Given task:
Could you write out every record below exactly, leaving out any pictures?

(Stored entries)
>> start

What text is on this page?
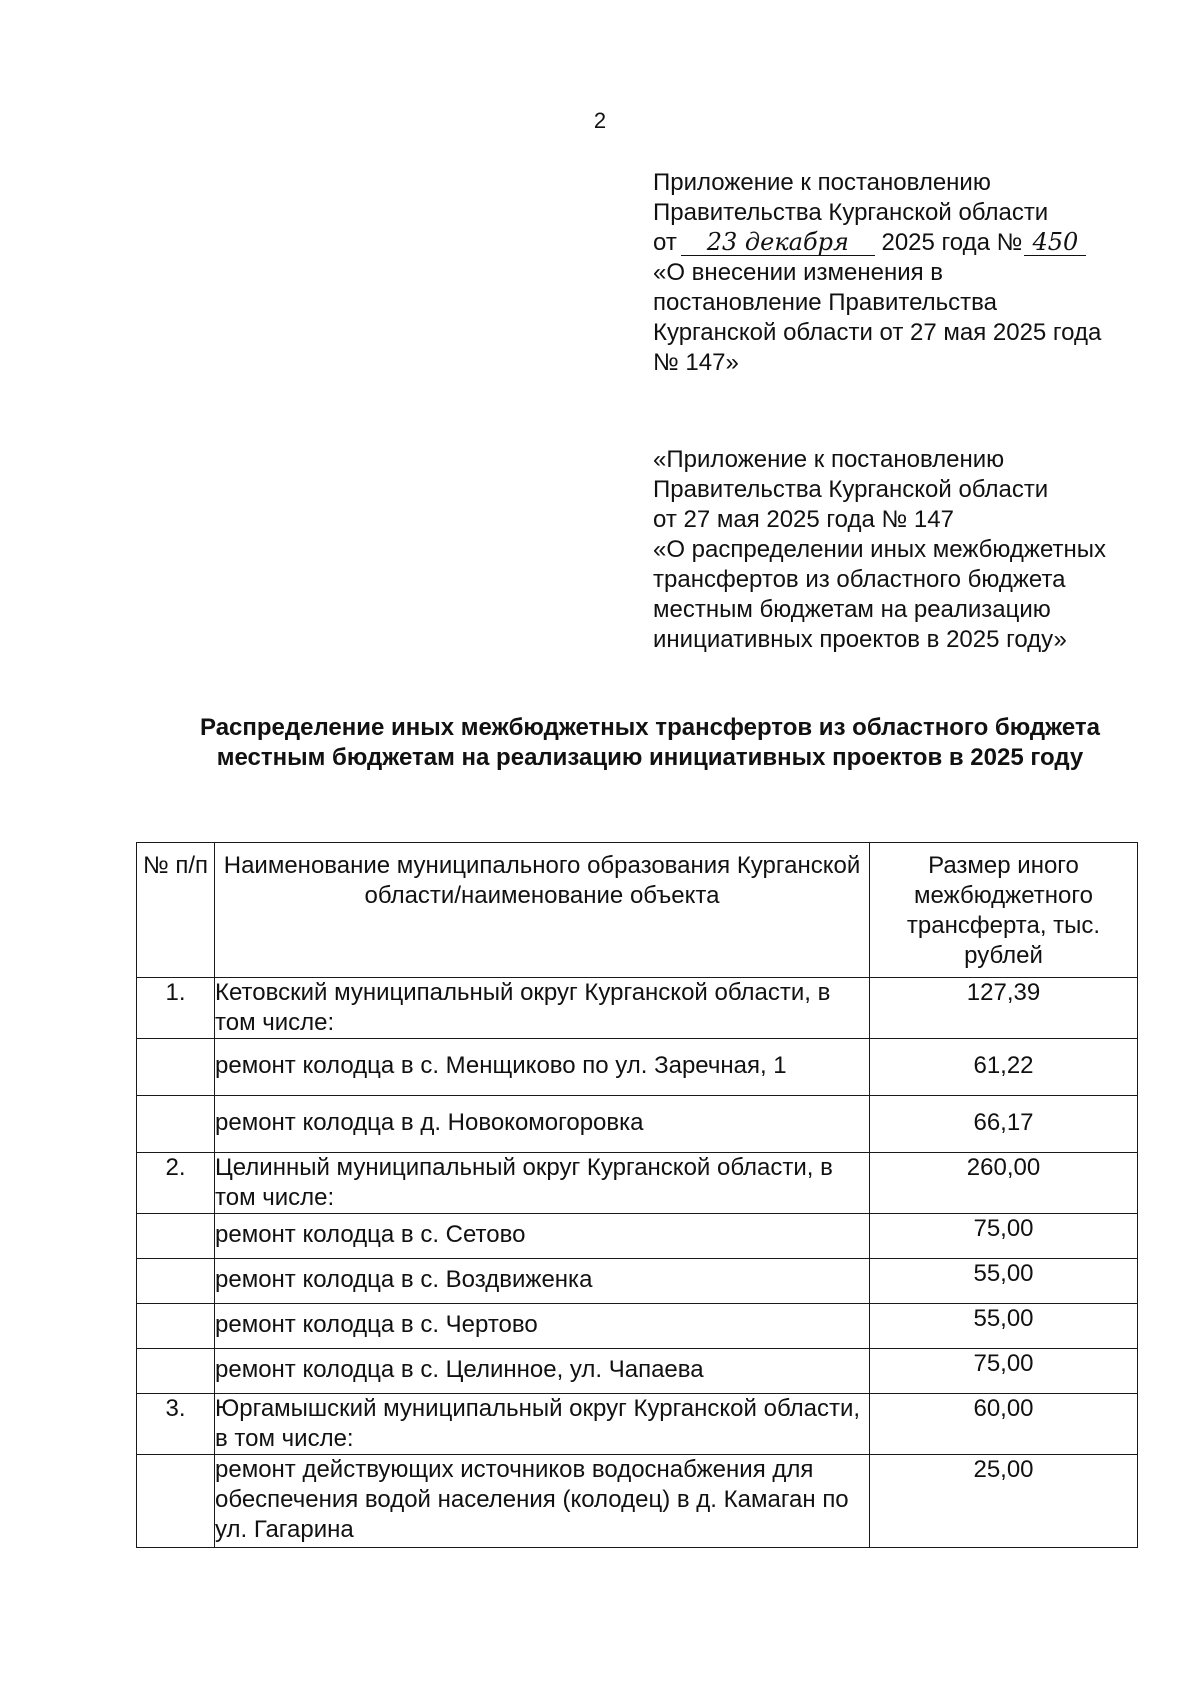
2
Приложение к постановлению
Правительства Курганской области
от 23 декабря 2025 года № 450
«О внесении изменения в
постановление Правительства
Курганской области от 27 мая 2025 года
№ 147»
«Приложение к постановлению
Правительства Курганской области
от 27 мая 2025 года № 147
«О распределении иных межбюджетных
трансфертов из областного бюджета
местным бюджетам на реализацию
инициативных проектов в 2025 году»
Распределение иных межбюджетных трансфертов из областного бюджета
местным бюджетам на реализацию инициативных проектов в 2025 году
№ п/п	Наименование муниципального образования Курганской области/наименование объекта	Размер иного межбюджетного трансферта, тыс. рублей
1.	Кетовский муниципальный округ Курганской области, в том числе:	127,39
	ремонт колодца в с. Менщиково по ул. Заречная, 1	61,22
	ремонт колодца в д. Новокомогоровка	66,17
2.	Целинный муниципальный округ Курганской области, в том числе:	260,00
	ремонт колодца в с. Сетово	75,00
	ремонт колодца в с. Воздвиженка	55,00
	ремонт колодца в с. Чертово	55,00
	ремонт колодца в с. Целинное, ул. Чапаева	75,00
3.	Юргамышский муниципальный округ Курганской области, в том числе:	60,00
	ремонт действующих источников водоснабжения для обеспечения водой населения (колодец) в д. Камаган по ул. Гагарина	25,00
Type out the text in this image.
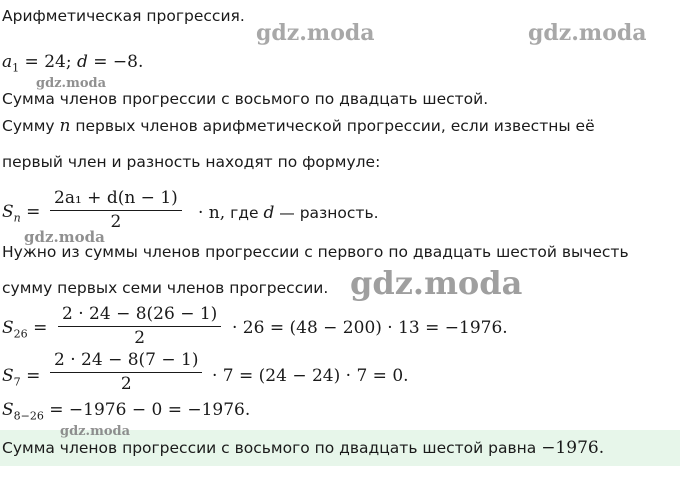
Арифметическая прогрессия.
$a_1 = 24$; d = −8.
Сумма членов прогрессии с восьмого по двадцать шестой.
Сумму n первых членов арифметической прогрессии, если известны её
первый член и разность находят по формуле:
$S_n = \frac{\text{2a₁ + d(n − 1)}}{2} \cdot n$, где d — разность.
Нужно из суммы членов прогрессии с первого по двадцать шестой вычесть
сумму первых семи членов прогрессии.
$S_{26} = \frac{2 \cdot 24 - 8(26 - 1)}{2} \cdot 26 = (48 - 200) \cdot 13 = -1976$.
$S_7 = \frac{2 \cdot 24 - 8(7 - 1)}{2} \cdot 7 = (24 - 24) \cdot 7 = 0$.
$S_{8-26} = -1976 - 0 = -1976$.
Сумма членов прогрессии с восьмого по двадцать шестой равна −1976.
gdz.moda	gdz.moda
gdz.moda
gdz.moda
gdz.moda
gdz.moda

>> end

Exercise result:
What text is on this page?
2
Приложение к постановлению
Правительства Курганской области
от 23 декабря 2025 года № 450
«О внесении изменения в
постановление Правительства
Курганской области от 27 мая 2025 года
№ 147»
«Приложение к постановлению
Правительства Курганской области
от 27 мая 2025 года № 147
«О распределении иных межбюджетных
трансфертов из областного бюджета
местным бюджетам на реализацию
инициативных проектов в 2025 году»
Распределение иных межбюджетных трансфертов из областного бюджета
местным бюджетам на реализацию инициативных проектов в 2025 году
№ п/п	Наименование муниципального образования Курганской области/наименование объекта	Размер иного межбюджетного трансферта, тыс. рублей
1.	Кетовский муниципальный округ Курганской области, в том числе:	127,39
	ремонт колодца в с. Менщиково по ул. Заречная, 1	61,22
	ремонт колодца в д. Новокомогоровка	66,17
2.	Целинный муниципальный округ Курганской области, в том числе:	260,00
	ремонт колодца в с. Сетово	75,00
	ремонт колодца в с. Воздвиженка	55,00
	ремонт колодца в с. Чертово	55,00
	ремонт колодца в с. Целинное, ул. Чапаева	75,00
3.	Юргамышский муниципальный округ Курганской области, в том числе:	60,00
	ремонт действующих источников водоснабжения для обеспечения водой населения (колодец) в д. Камаган по ул. Гагарина	25,00
Type out the text in this image.
Арифметическая прогрессия.
$a_1 = 24$; d = −8.
Сумма членов прогрессии с восьмого по двадцать шестой.
Сумму n первых членов арифметической прогрессии, если известны её
первый член и разность находят по формуле:
$S_n = \frac{\text{2a₁ + d(n − 1)}}{2} \cdot n$, где d — разность.
Нужно из суммы членов прогрессии с первого по двадцать шестой вычесть
сумму первых семи членов прогрессии.
$S_{26} = \frac{2 \cdot 24 - 8(26 - 1)}{2} \cdot 26 = (48 - 200) \cdot 13 = -1976$.
$S_7 = \frac{2 \cdot 24 - 8(7 - 1)}{2} \cdot 7 = (24 - 24) \cdot 7 = 0$.
$S_{8-26} = -1976 - 0 = -1976$.
Сумма членов прогрессии с восьмого по двадцать шестой равна −1976.
gdz.moda	gdz.moda
gdz.moda
gdz.moda
gdz.moda
gdz.moda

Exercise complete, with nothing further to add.